#### Task inputs

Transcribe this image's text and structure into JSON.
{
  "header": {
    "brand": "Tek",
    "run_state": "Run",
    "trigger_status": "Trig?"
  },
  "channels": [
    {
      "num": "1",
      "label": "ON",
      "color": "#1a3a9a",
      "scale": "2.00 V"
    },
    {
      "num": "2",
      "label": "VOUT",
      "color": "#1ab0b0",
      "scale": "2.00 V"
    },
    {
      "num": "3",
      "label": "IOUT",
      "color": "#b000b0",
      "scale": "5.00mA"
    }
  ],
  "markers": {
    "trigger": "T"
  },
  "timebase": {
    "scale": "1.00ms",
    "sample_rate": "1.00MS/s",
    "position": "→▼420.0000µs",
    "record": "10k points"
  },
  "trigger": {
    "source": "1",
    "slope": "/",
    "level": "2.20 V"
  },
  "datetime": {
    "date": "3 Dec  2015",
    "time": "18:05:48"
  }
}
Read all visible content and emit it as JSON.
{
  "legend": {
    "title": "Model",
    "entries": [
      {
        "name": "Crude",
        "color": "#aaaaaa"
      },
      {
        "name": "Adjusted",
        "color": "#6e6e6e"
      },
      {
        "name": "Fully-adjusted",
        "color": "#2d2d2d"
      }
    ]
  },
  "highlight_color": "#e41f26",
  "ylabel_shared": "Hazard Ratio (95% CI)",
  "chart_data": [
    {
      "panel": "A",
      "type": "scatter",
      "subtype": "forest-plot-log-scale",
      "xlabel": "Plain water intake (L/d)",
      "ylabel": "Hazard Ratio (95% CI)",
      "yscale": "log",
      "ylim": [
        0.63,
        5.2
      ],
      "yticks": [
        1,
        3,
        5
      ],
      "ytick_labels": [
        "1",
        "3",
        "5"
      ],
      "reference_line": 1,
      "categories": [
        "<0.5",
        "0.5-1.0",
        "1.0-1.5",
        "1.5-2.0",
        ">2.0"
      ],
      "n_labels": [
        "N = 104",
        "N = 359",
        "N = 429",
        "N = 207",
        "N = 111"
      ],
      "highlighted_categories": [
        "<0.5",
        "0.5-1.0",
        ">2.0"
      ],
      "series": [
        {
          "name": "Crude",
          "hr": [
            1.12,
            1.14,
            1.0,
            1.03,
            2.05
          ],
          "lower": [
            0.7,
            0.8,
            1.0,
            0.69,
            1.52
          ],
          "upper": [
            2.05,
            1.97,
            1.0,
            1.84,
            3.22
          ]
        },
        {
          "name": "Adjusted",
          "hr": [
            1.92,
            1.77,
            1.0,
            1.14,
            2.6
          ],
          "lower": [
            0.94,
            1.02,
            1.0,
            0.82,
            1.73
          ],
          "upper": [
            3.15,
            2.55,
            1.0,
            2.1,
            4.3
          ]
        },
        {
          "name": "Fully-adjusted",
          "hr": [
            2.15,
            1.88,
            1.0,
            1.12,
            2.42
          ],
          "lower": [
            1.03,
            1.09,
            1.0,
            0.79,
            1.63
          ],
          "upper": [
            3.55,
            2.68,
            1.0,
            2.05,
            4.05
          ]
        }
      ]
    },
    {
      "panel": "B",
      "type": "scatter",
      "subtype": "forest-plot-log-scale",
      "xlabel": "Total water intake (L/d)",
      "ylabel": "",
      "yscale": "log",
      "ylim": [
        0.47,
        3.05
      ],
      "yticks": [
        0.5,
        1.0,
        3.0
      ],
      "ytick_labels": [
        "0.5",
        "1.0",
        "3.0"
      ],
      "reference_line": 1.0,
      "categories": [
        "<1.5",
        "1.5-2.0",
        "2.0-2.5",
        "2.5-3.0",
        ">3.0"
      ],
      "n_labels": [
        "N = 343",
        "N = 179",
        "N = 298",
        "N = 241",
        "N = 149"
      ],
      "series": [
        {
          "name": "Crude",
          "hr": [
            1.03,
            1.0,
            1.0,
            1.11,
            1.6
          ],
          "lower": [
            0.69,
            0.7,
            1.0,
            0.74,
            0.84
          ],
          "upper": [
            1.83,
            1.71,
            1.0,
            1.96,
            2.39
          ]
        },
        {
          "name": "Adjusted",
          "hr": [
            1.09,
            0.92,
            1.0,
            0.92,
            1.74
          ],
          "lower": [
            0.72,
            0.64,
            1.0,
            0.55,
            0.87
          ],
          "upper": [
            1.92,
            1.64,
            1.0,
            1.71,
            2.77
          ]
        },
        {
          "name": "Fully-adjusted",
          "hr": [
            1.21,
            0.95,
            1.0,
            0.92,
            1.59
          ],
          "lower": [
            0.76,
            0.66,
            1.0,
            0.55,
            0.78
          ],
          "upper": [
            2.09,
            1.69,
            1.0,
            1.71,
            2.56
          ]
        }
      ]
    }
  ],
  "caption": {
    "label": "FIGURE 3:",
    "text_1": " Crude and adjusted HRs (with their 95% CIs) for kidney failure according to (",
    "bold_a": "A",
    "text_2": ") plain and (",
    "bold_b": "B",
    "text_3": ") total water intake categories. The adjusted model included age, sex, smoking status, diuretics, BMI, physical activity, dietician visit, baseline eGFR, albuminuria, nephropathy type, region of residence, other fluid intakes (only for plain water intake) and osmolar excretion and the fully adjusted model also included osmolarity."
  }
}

########

### What this task involves
Every line of the data above should be reproduced word for word.

### Output
Transcribe this image's text and structure into JSON.
{
  "header": {
    "brand": "Tek",
    "run_state": "Run",
    "trigger_status": "Trig?"
  },
  "channels": [
    {
      "num": "1",
      "label": "ON",
      "color": "#1a3a9a",
      "scale": "2.00 V"
    },
    {
      "num": "2",
      "label": "VOUT",
      "color": "#1ab0b0",
      "scale": "2.00 V"
    },
    {
      "num": "3",
      "label": "IOUT",
      "color": "#b000b0",
      "scale": "5.00mA"
    }
  ],
  "markers": {
    "trigger": "T"
  },
  "timebase": {
    "scale": "1.00ms",
    "sample_rate": "1.00MS/s",
    "position": "→▼420.0000µs",
    "record": "10k points"
  },
  "trigger": {
    "source": "1",
    "slope": "/",
    "level": "2.20 V"
  },
  "datetime": {
    "date": "3 Dec  2015",
    "time": "18:05:48"
  }
}
Read all visible content and emit it as JSON.
{
  "legend": {
    "title": "Model",
    "entries": [
      {
        "name": "Crude",
        "color": "#aaaaaa"
      },
      {
        "name": "Adjusted",
        "color": "#6e6e6e"
      },
      {
        "name": "Fully-adjusted",
        "color": "#2d2d2d"
      }
    ]
  },
  "highlight_color": "#e41f26",
  "ylabel_shared": "Hazard Ratio (95% CI)",
  "chart_data": [
    {
      "panel": "A",
      "type": "scatter",
      "subtype": "forest-plot-log-scale",
      "xlabel": "Plain water intake (L/d)",
      "ylabel": "Hazard Ratio (95% CI)",
      "yscale": "log",
      "ylim": [
        0.63,
        5.2
      ],
      "yticks": [
        1,
        3,
        5
      ],
      "ytick_labels": [
        "1",
        "3",
        "5"
      ],
      "reference_line": 1,
      "categories": [
        "<0.5",
        "0.5-1.0",
        "1.0-1.5",
        "1.5-2.0",
        ">2.0"
      ],
      "n_labels": [
        "N = 104",
        "N = 359",
        "N = 429",
        "N = 207",
        "N = 111"
      ],
      "highlighted_categories": [
        "<0.5",
        "0.5-1.0",
        ">2.0"
      ],
      "series": [
        {
          "name": "Crude",
          "hr": [
            1.12,
            1.14,
            1.0,
            1.03,
            2.05
          ],
          "lower": [
            0.7,
            0.8,
            1.0,
            0.69,
            1.52
          ],
          "upper": [
            2.05,
            1.97,
            1.0,
            1.84,
            3.22
          ]
        },
        {
          "name": "Adjusted",
          "hr": [
            1.92,
            1.77,
            1.0,
            1.14,
            2.6
          ],
          "lower": [
            0.94,
            1.02,
            1.0,
            0.82,
            1.73
          ],
          "upper": [
            3.15,
            2.55,
            1.0,
            2.1,
            4.3
          ]
        },
        {
          "name": "Fully-adjusted",
          "hr": [
            2.15,
            1.88,
            1.0,
            1.12,
            2.42
          ],
          "lower": [
            1.03,
            1.09,
            1.0,
            0.79,
            1.63
          ],
          "upper": [
            3.55,
            2.68,
            1.0,
            2.05,
            4.05
          ]
        }
      ]
    },
    {
      "panel": "B",
      "type": "scatter",
      "subtype": "forest-plot-log-scale",
      "xlabel": "Total water intake (L/d)",
      "ylabel": "",
      "yscale": "log",
      "ylim": [
        0.47,
        3.05
      ],
      "yticks": [
        0.5,
        1.0,
        3.0
      ],
      "ytick_labels": [
        "0.5",
        "1.0",
        "3.0"
      ],
      "reference_line": 1.0,
      "categories": [
        "<1.5",
        "1.5-2.0",
        "2.0-2.5",
        "2.5-3.0",
        ">3.0"
      ],
      "n_labels": [
        "N = 343",
        "N = 179",
        "N = 298",
        "N = 241",
        "N = 149"
      ],
      "series": [
        {
          "name": "Crude",
          "hr": [
            1.03,
            1.0,
            1.0,
            1.11,
            1.6
          ],
          "lower": [
            0.69,
            0.7,
            1.0,
            0.74,
            0.84
          ],
          "upper": [
            1.83,
            1.71,
            1.0,
            1.96,
            2.39
          ]
        },
        {
          "name": "Adjusted",
          "hr": [
            1.09,
            0.92,
            1.0,
            0.92,
            1.74
          ],
          "lower": [
            0.72,
            0.64,
            1.0,
            0.55,
            0.87
          ],
          "upper": [
            1.92,
            1.64,
            1.0,
            1.71,
            2.77
          ]
        },
        {
          "name": "Fully-adjusted",
          "hr": [
            1.21,
            0.95,
            1.0,
            0.92,
            1.59
          ],
          "lower": [
            0.76,
            0.66,
            1.0,
            0.55,
            0.78
          ],
          "upper": [
            2.09,
            1.69,
            1.0,
            1.71,
            2.56
          ]
        }
      ]
    }
  ],
  "caption": {
    "label": "FIGURE 3:",
    "text_1": " Crude and adjusted HRs (with their 95% CIs) for kidney failure according to (",
    "bold_a": "A",
    "text_2": ") plain and (",
    "bold_b": "B",
    "text_3": ") total water intake categories. The adjusted model included age, sex, smoking status, diuretics, BMI, physical activity, dietician visit, baseline eGFR, albuminuria, nephropathy type, region of residence, other fluid intakes (only for plain water intake) and osmolar excretion and the fully adjusted model also included osmolarity."
  }
}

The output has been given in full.